**Problem description**. Do not carry the pictures over; copy every other part of the entries exactly.

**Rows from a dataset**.

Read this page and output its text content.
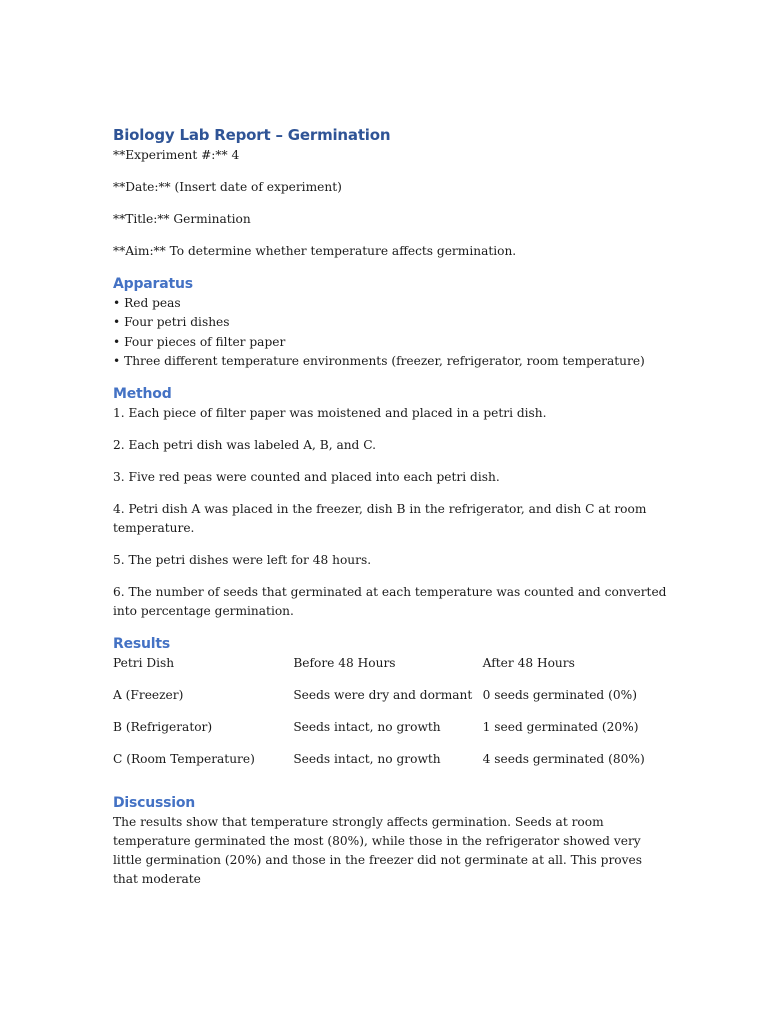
Biology Lab Report – Germination

**Experiment #:** 4

**Date:** (Insert date of experiment)

**Title:** Germination

**Aim:** To determine whether temperature affects germination.

Apparatus

• Red peas

• Four petri dishes

• Four pieces of filter paper

• Three different temperature environments (freezer, refrigerator, room temperature)

Method

1. Each piece of filter paper was moistened and placed in a petri dish.

2. Each petri dish was labeled A, B, and C.

3. Five red peas were counted and placed into each petri dish.

4. Petri dish A was placed in the freezer, dish B in the refrigerator, and dish C at room temperature.

5. The petri dishes were left for 48 hours.

6. The number of seeds that germinated at each temperature was counted and converted into percentage germination.

Results
Petri Dish	Before 48 Hours	After 48 Hours

A (Freezer)	Seeds were dry and dormant	0 seeds germinated (0%)

B (Refrigerator)	Seeds intact, no growth	1 seed germinated (20%)

C (Room Temperature)	Seeds intact, no growth	4 seeds germinated (80%)
Discussion

The results show that temperature strongly affects germination. Seeds at room temperature germinated the most (80%), while those in the refrigerator showed very little germination (20%) and those in the freezer did not germinate at all. This proves that moderate
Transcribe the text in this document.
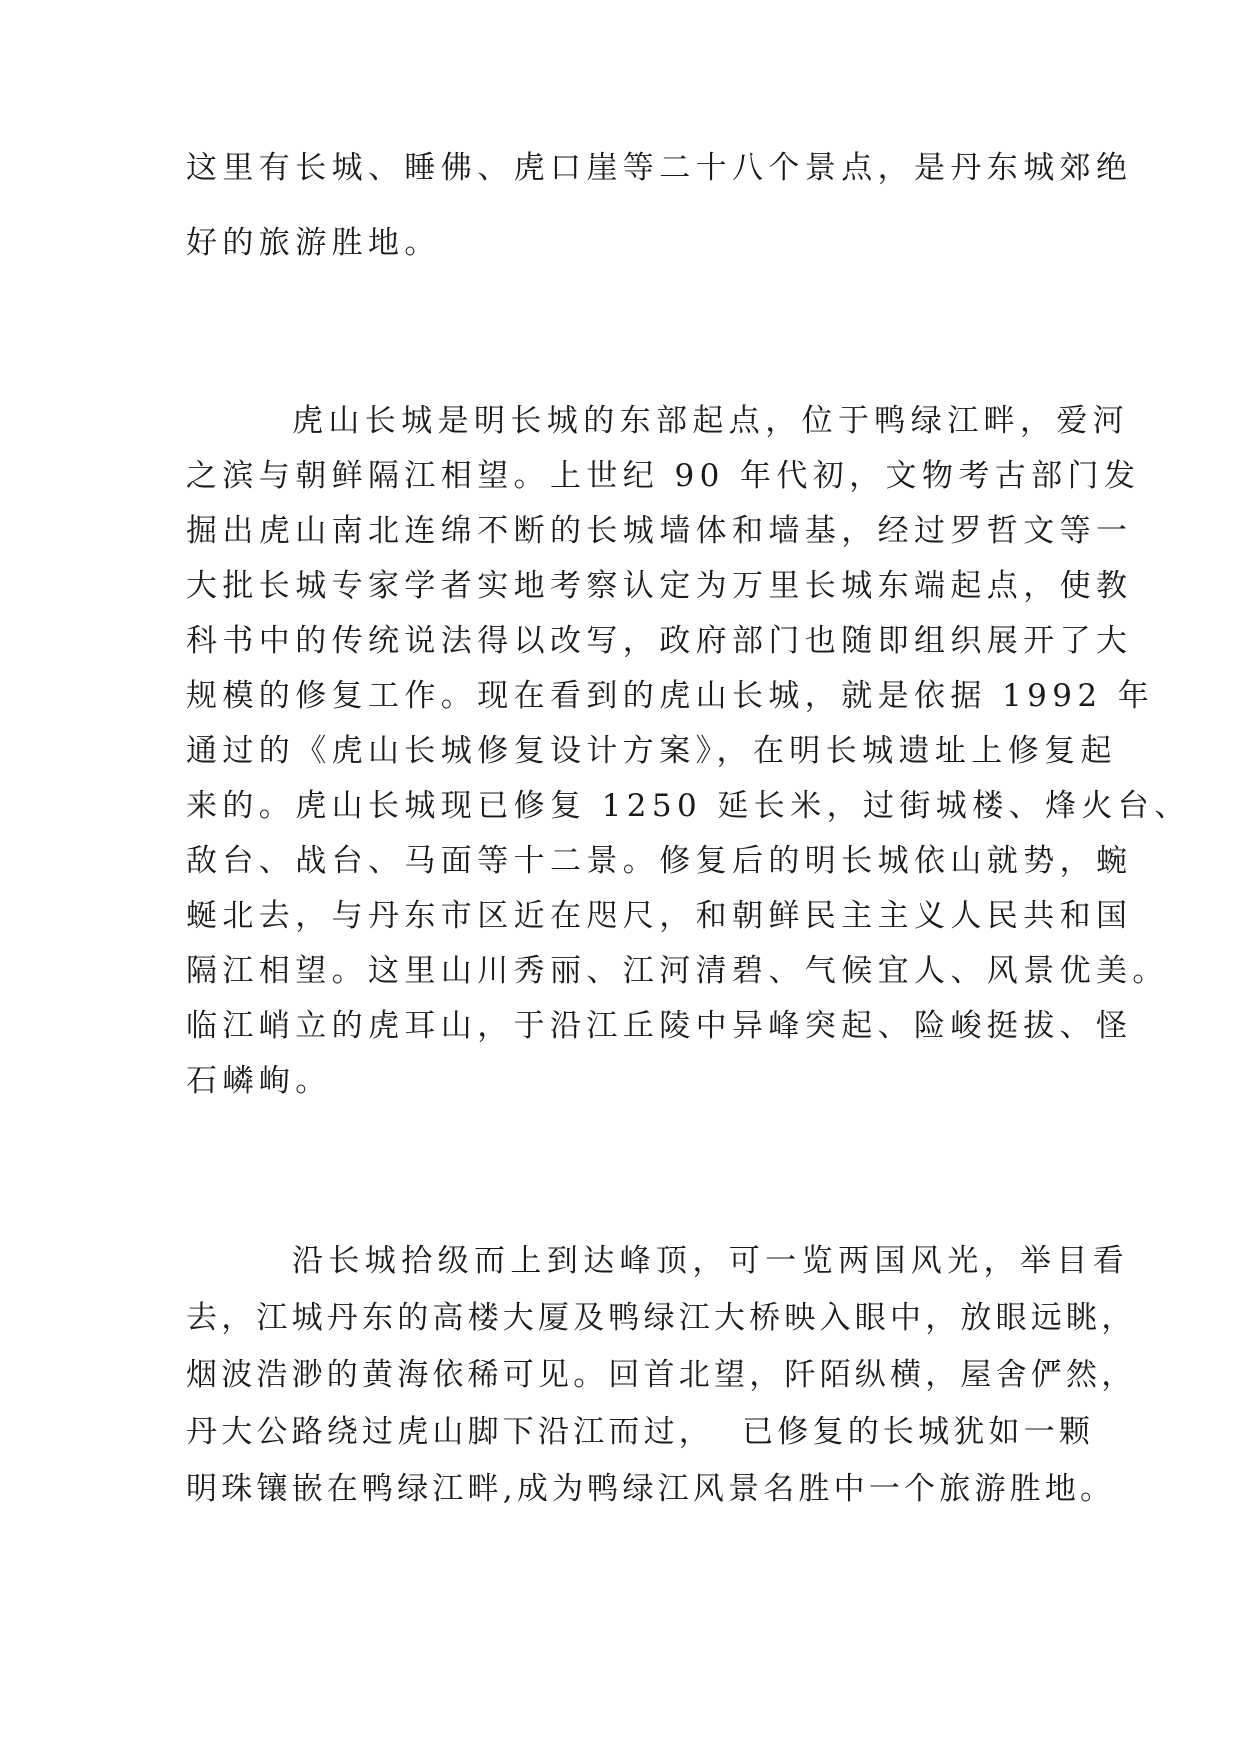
这里有长城、睡佛、虎口崖等二十八个景点，是丹东城郊绝
好的旅游胜地。
虎山长城是明长城的东部起点，位于鸭绿江畔，爱河
之滨与朝鲜隔江相望。上世纪 90 年代初，文物考古部门发
掘出虎山南北连绵不断的长城墙体和墙基，经过罗哲文等一
大批长城专家学者实地考察认定为万里长城东端起点，使教
科书中的传统说法得以改写，政府部门也随即组织展开了大
规模的修复工作。现在看到的虎山长城，就是依据 1992 年
通过的《虎山长城修复设计方案》，在明长城遗址上修复起
来的。虎山长城现已修复 1250 延长米，过街城楼、烽火台、
敌台、战台、马面等十二景。修复后的明长城依山就势，蜿
蜒北去，与丹东市区近在咫尺，和朝鲜民主主义人民共和国
隔江相望。这里山川秀丽、江河清碧、气候宜人、风景优美。
临江峭立的虎耳山，于沿江丘陵中异峰突起、险峻挺拔、怪
石嶙峋。
沿长城拾级而上到达峰顶，可一览两国风光，举目看
去，江城丹东的高楼大厦及鸭绿江大桥映入眼中，放眼远眺，
烟波浩渺的黄海依稀可见。回首北望，阡陌纵横，屋舍俨然，
丹大公路绕过虎山脚下沿江而过，  已修复的长城犹如一颗
明珠镶嵌在鸭绿江畔,成为鸭绿江风景名胜中一个旅游胜地。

**Task result**.
Read this page and output its text content.
Biology Lab Report – Germination

**Experiment #:** 4

**Date:** (Insert date of experiment)

**Title:** Germination

**Aim:** To determine whether temperature affects germination.

Apparatus

• Red peas

• Four petri dishes

• Four pieces of filter paper

• Three different temperature environments (freezer, refrigerator, room temperature)

Method

1. Each piece of filter paper was moistened and placed in a petri dish.

2. Each petri dish was labeled A, B, and C.

3. Five red peas were counted and placed into each petri dish.

4. Petri dish A was placed in the freezer, dish B in the refrigerator, and dish C at room temperature.

5. The petri dishes were left for 48 hours.

6. The number of seeds that germinated at each temperature was counted and converted into percentage germination.

Results
Petri Dish	Before 48 Hours	After 48 Hours

A (Freezer)	Seeds were dry and dormant	0 seeds germinated (0%)

B (Refrigerator)	Seeds intact, no growth	1 seed germinated (20%)

C (Room Temperature)	Seeds intact, no growth	4 seeds germinated (80%)
Discussion

The results show that temperature strongly affects germination. Seeds at room temperature germinated the most (80%), while those in the refrigerator showed very little germination (20%) and those in the freezer did not germinate at all. This proves that moderate
Transcribe the text in this document.
这里有长城、睡佛、虎口崖等二十八个景点，是丹东城郊绝
好的旅游胜地。
虎山长城是明长城的东部起点，位于鸭绿江畔，爱河
之滨与朝鲜隔江相望。上世纪 90 年代初，文物考古部门发
掘出虎山南北连绵不断的长城墙体和墙基，经过罗哲文等一
大批长城专家学者实地考察认定为万里长城东端起点，使教
科书中的传统说法得以改写，政府部门也随即组织展开了大
规模的修复工作。现在看到的虎山长城，就是依据 1992 年
通过的《虎山长城修复设计方案》，在明长城遗址上修复起
来的。虎山长城现已修复 1250 延长米，过街城楼、烽火台、
敌台、战台、马面等十二景。修复后的明长城依山就势，蜿
蜒北去，与丹东市区近在咫尺，和朝鲜民主主义人民共和国
隔江相望。这里山川秀丽、江河清碧、气候宜人、风景优美。
临江峭立的虎耳山，于沿江丘陵中异峰突起、险峻挺拔、怪
石嶙峋。
沿长城拾级而上到达峰顶，可一览两国风光，举目看
去，江城丹东的高楼大厦及鸭绿江大桥映入眼中，放眼远眺，
烟波浩渺的黄海依稀可见。回首北望，阡陌纵横，屋舍俨然，
丹大公路绕过虎山脚下沿江而过，  已修复的长城犹如一颗
明珠镶嵌在鸭绿江畔,成为鸭绿江风景名胜中一个旅游胜地。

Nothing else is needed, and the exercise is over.